Cultura&Identità. Rivista di studi conservatori Anno VIII –
n. 14, 18 dicembre 2016
Uno “spiritoso”, ma altrettanto ricco di saggezza, scritto di sapore chestertoniano, sull’arte del bere del noto docente di patristica americano
di Michael P. Foley*
Nel periodo in cui raccoglievo materiali per il mio libro Drinking with the Saints, la mia ricerca puntava soprattutto a individuare bevande da raccomandare in occasione di determinate feste dell’anno liturgico. Non mi sarei aspettato di rintracciare anche una lezione su come bere. Tale lezione può essere distillata in cinque punti chiave. Per bere come un santo — cioè, per gustare bevande alcoliche in modo consono al piano di Dio — bisogna bere…
1. …con moderazione
La moderazione non solo è l’unica condotta moralmente responsabile, ma anche quella che dà più diletto. Se gli antichi epicurei moderavano i propri appetiti, non lo facevano in quanto dediti alla virtù, ma perché inclini alla massimizzazione del piacere fisico. Erano, infatti, ben consapevoli che ogni eccesso avrebbe loro sottratto parte del godimento carnale che perseguivano. I cristiani possono lecitamente fare tesoro di questa intuizione, perché Dio vuole che il creato sia per noi fonte di diletto.
La moderazione nel bere è importante anche perché giova alla salute; questa è la ragione per cui, storicamente, la Chiesa ha sempre tollerato e finanche promosso il consumo di bevande alcoliche: si pensi per esempio agli ordini religiosi medievali e alla loro produzione di birra, vino, whisky e altri distillati. Nel Medioevo e non solo, l’alcol veniva impiegato per purificare l’acqua contaminata; bevande alcoliche ne facevano da rimpiazzo e, in taluni casi, erano considerate terapeutiche contro vari malanni. Persino ai nostri giorni, quando i monaci certosini nella Grande Chartreuse — che si trova sulle alture delle ventose alpi francesi — prendono un raffreddore, usano come rimedio un cucchiaio del loro delizioso liquore alle erbe, la Chartreuse.
Infine, la moderazione è il metodo chiave per favorire l’amicizia. Bere giusto quanto basta per rilassare la lingua — ma non tanto da perderne il controllo — incentiva la buona conversazione e lo spirito di squadra. Come si espresse Ogden Nash (1902-1971) nel suo epigramma Reflections on Icebreaking (Riflessioni su come rompere il ghiaccio), «i dolci vanno bene, ma il liquore fa più alla svelta» (1) .

##############################

OBIETTIVO 1 →
Rispondi in base al testo sull'arte del bere:
(a) Per quale libro l'autore raccoglieva materiali?
(b) Perché gli antichi epicurei moderavano i propri appetiti?
(c) Che cosa usano come rimedio i monaci certosini della Grande Chartreuse quando prendono un raffreddore?
OBIETTIVO 2 →
Trasforma in un elenco puntato il paragrafo del testo sull'arte del bere che inizia con "La moderazione nel bere è importante anche perché", conservandone i fatti principali.
OBIETTIVO 3 →
Prosegui il testo sull'arte del bere a partire dal punto in cui si interrompe.
I dati riportati di seguito sono materiale a sé, distinto dal testo sull'arte del bere.

ESTRATTI DEI DATI →
##############################

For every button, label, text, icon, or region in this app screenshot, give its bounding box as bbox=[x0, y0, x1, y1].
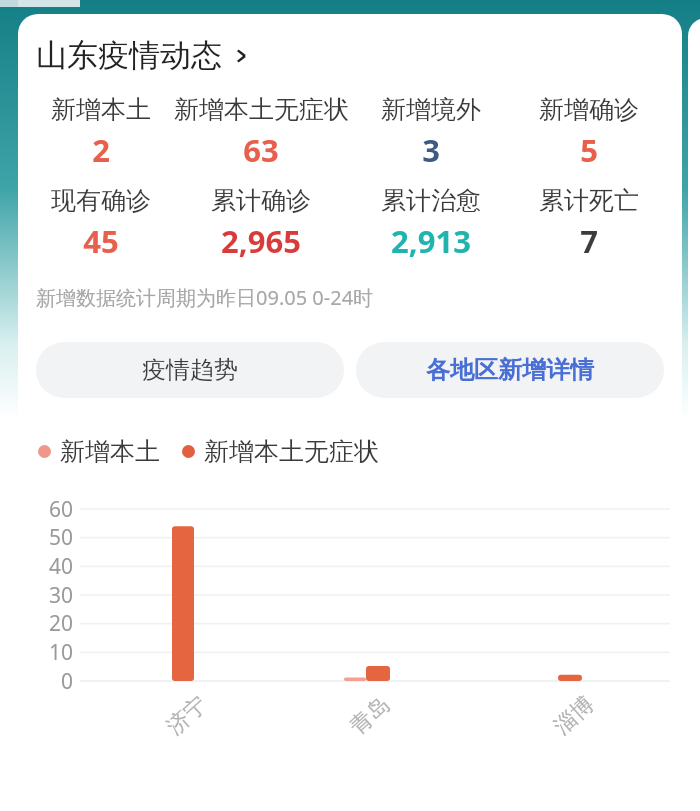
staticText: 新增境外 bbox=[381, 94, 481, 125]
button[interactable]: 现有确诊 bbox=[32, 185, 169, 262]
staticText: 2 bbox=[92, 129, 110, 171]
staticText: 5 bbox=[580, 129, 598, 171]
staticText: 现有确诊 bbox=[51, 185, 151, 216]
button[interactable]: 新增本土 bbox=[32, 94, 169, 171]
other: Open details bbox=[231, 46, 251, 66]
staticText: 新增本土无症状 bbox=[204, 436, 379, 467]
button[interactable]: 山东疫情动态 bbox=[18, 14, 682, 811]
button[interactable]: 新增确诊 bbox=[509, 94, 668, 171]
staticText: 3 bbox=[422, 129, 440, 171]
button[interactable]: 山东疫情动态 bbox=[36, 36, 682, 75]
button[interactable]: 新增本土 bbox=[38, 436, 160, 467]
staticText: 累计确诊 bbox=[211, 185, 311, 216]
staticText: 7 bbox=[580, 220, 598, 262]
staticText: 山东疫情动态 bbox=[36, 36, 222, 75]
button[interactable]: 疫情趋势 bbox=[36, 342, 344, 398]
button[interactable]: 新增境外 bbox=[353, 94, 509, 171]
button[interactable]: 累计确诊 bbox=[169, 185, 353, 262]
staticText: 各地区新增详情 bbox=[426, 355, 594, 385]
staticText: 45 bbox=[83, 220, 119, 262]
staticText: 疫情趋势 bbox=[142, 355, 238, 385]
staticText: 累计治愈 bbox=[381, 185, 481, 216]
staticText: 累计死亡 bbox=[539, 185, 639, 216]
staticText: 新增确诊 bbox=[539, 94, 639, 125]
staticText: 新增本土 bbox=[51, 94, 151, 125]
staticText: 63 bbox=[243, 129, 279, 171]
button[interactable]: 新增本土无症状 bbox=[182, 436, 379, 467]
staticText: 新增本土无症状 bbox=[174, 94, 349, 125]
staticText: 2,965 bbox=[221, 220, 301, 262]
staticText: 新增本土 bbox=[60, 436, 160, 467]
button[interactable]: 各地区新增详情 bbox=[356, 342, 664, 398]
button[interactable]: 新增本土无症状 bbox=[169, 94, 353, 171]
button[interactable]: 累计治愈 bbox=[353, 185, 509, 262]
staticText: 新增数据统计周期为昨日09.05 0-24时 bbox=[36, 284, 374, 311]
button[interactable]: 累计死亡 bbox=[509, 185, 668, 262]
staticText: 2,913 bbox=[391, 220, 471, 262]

##############################

RISPOSTA ATTESA 1 →
(a) Per il libro Drinking with the Saints.
(b) Per massimizzare il piacere fisico, non per dedizione alla virtù.
(c) Un cucchiaio del loro liquore alle erbe, la Chartreuse.

RISPOSTA ATTESA 2 →
- La moderazione nel bere giova alla salute.
- Per questo la Chiesa ha sempre tollerato e persino promosso il consumo di bevande alcoliche, come mostrano gli ordini religiosi medievali che producevano birra, vino, whisky e altri distillati.
- Nel Medioevo e non solo, l'alcol serviva a purificare l'acqua contaminata. Le bevande alcoliche la sostituivano e talvolta erano considerate terapeutiche contro vari malanni.
- Ancora oggi i monaci certosini della Grande Chartreuse, sulle Alpi francesi, curano il raffreddore con un cucchiaio del loro liquore alle erbe, la Chartreuse.

RISPOSTA ATTESA 3 →
2. …con gratitudine
La moderazione è anche espressione di gratitudine a Dio per la bontà dell’uva e del grano. Chesterton diceva: «Dovremmo ringraziare Dio per la birra e il Borgogna non bevendone a dismisura» (2). La gratitudine è una virtù assai trascurata ai nostri giorni; poiché tendiamo a concentrarci molto sui nostri diritti e privilegi e molto meno su quello che dobbiamo agli altri. Del resto, alcuni filosofi moderni — Immanuel Kant (1724-1804), per esempio — valutano la gratitudine negativamente in quanto, suggerendo che noi si sia in debito con qualcun altro, minerebbe la nostra autonomia.
Per il cattolico, tuttavia, è una gioia rendere grazie a Dio che ci ha creati, santificati e redenti, così come è una gioia riconoscere la sua benignità in tutti i beni che ci circondano, inclusi quelli nei nostri bicchieri (3). Si noti la gratitudine che fermenta in questa affermazione di sant’Arnolfo di Metz (582-641), santo patrono dei produttori di birra: “Grazie al sudore dell’uomo e all’amore di Dio, la birra fece il suo ingresso nel mondo”.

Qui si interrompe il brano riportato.